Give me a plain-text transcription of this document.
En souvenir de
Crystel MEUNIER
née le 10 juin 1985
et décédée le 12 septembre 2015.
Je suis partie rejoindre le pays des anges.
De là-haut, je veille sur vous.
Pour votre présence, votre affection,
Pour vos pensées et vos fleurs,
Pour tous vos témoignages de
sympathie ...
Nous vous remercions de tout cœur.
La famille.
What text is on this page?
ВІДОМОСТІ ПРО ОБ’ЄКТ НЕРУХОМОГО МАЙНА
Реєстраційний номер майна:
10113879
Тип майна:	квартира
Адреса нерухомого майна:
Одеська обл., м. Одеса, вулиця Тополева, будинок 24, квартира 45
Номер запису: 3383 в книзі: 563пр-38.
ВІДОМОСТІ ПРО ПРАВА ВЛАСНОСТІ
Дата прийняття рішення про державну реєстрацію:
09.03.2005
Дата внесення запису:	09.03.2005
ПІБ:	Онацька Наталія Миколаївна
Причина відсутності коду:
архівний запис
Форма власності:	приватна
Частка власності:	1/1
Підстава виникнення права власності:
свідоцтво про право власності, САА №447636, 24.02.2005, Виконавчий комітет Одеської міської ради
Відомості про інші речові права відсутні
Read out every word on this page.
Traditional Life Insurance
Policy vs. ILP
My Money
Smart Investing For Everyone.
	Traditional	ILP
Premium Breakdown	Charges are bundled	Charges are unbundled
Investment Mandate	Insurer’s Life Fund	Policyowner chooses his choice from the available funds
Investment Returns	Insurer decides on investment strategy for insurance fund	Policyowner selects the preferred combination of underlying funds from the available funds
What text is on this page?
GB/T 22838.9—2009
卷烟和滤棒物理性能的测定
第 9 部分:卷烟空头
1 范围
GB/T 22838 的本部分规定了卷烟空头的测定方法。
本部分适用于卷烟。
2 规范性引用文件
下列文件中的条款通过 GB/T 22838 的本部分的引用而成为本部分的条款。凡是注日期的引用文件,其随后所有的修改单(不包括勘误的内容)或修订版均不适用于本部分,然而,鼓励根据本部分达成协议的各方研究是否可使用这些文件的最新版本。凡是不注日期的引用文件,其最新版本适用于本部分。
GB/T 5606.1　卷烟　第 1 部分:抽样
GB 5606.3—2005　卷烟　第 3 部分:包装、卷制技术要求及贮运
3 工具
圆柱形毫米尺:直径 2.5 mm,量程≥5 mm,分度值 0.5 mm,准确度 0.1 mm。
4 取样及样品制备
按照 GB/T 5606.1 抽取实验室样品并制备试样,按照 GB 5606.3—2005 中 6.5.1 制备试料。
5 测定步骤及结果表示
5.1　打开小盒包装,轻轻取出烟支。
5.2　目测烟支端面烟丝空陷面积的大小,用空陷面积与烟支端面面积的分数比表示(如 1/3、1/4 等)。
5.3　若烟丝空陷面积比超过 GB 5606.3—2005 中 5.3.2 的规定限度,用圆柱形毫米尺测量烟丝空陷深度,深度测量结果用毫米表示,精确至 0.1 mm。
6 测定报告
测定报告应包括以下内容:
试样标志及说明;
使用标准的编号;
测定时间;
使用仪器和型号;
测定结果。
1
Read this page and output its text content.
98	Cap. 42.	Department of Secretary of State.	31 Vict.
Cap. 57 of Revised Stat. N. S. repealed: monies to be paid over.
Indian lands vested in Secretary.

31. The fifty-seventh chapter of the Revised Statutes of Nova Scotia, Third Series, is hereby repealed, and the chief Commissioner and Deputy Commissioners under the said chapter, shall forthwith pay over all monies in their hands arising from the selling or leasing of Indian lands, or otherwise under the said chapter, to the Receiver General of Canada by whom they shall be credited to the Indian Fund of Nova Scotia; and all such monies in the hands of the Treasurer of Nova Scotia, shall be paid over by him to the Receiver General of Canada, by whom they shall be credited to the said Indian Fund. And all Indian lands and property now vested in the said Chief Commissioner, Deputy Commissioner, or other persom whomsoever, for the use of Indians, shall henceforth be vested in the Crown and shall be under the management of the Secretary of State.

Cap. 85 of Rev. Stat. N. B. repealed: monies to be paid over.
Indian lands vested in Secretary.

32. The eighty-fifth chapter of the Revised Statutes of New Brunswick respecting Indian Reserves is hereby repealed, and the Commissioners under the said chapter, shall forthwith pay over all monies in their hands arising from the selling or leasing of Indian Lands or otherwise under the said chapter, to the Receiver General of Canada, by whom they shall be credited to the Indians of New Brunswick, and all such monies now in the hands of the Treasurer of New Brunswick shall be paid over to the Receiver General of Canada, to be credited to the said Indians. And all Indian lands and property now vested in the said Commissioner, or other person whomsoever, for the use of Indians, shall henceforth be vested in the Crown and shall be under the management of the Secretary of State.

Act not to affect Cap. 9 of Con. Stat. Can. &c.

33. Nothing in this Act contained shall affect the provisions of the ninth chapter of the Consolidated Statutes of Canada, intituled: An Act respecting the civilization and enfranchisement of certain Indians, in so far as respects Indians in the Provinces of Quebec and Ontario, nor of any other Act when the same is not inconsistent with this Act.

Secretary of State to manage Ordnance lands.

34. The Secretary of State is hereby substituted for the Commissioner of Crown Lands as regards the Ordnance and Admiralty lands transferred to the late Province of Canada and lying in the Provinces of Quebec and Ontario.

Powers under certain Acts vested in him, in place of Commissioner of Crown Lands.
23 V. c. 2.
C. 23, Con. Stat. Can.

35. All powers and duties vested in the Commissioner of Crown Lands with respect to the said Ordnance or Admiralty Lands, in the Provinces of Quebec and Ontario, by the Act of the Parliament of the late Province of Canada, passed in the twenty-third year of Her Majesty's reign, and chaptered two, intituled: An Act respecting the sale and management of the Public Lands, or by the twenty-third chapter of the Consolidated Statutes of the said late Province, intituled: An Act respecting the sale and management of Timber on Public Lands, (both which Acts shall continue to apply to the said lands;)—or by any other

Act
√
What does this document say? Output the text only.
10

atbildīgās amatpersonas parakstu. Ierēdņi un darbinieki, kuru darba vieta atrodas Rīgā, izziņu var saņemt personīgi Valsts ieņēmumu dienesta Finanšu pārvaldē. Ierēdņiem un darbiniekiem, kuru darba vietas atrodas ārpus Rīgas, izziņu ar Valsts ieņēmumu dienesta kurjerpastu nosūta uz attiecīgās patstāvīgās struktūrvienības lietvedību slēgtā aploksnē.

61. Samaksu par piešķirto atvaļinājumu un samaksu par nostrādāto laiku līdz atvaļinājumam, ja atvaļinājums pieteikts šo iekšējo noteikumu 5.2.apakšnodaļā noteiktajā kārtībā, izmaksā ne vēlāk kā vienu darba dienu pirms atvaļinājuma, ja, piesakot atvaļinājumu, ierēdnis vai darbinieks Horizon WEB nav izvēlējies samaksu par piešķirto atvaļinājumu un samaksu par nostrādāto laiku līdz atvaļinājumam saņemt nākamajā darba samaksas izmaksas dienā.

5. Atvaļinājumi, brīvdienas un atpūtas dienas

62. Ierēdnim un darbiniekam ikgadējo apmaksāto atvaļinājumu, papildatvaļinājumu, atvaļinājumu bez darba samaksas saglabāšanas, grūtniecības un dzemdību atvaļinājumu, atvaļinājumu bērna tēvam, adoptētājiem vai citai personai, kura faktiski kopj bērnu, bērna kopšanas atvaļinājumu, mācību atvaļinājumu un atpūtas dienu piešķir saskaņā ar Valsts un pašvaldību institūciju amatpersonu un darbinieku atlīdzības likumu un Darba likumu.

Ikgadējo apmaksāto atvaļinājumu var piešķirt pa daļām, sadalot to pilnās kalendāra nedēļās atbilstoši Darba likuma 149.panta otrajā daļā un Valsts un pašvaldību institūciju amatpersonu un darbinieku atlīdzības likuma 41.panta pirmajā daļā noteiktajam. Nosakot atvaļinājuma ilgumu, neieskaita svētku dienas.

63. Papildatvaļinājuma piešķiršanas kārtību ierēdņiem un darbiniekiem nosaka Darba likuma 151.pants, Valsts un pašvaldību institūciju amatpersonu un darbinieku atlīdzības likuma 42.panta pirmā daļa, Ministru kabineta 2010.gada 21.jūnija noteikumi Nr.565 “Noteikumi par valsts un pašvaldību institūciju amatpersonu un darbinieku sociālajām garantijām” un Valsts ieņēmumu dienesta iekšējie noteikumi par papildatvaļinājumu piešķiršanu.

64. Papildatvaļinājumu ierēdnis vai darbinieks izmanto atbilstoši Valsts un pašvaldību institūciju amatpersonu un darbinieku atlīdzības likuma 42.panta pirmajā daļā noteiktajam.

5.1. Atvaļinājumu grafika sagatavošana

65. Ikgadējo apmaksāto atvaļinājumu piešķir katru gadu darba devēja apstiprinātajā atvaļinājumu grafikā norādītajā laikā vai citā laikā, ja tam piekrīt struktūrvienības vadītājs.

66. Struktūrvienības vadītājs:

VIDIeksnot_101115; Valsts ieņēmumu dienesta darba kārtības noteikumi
------------------------------------
- [THE PROBLEM]: Of the lines above, how many include the word "Traditional"? Reply with the number alone.

- [EXERCISE ANSWER]: 2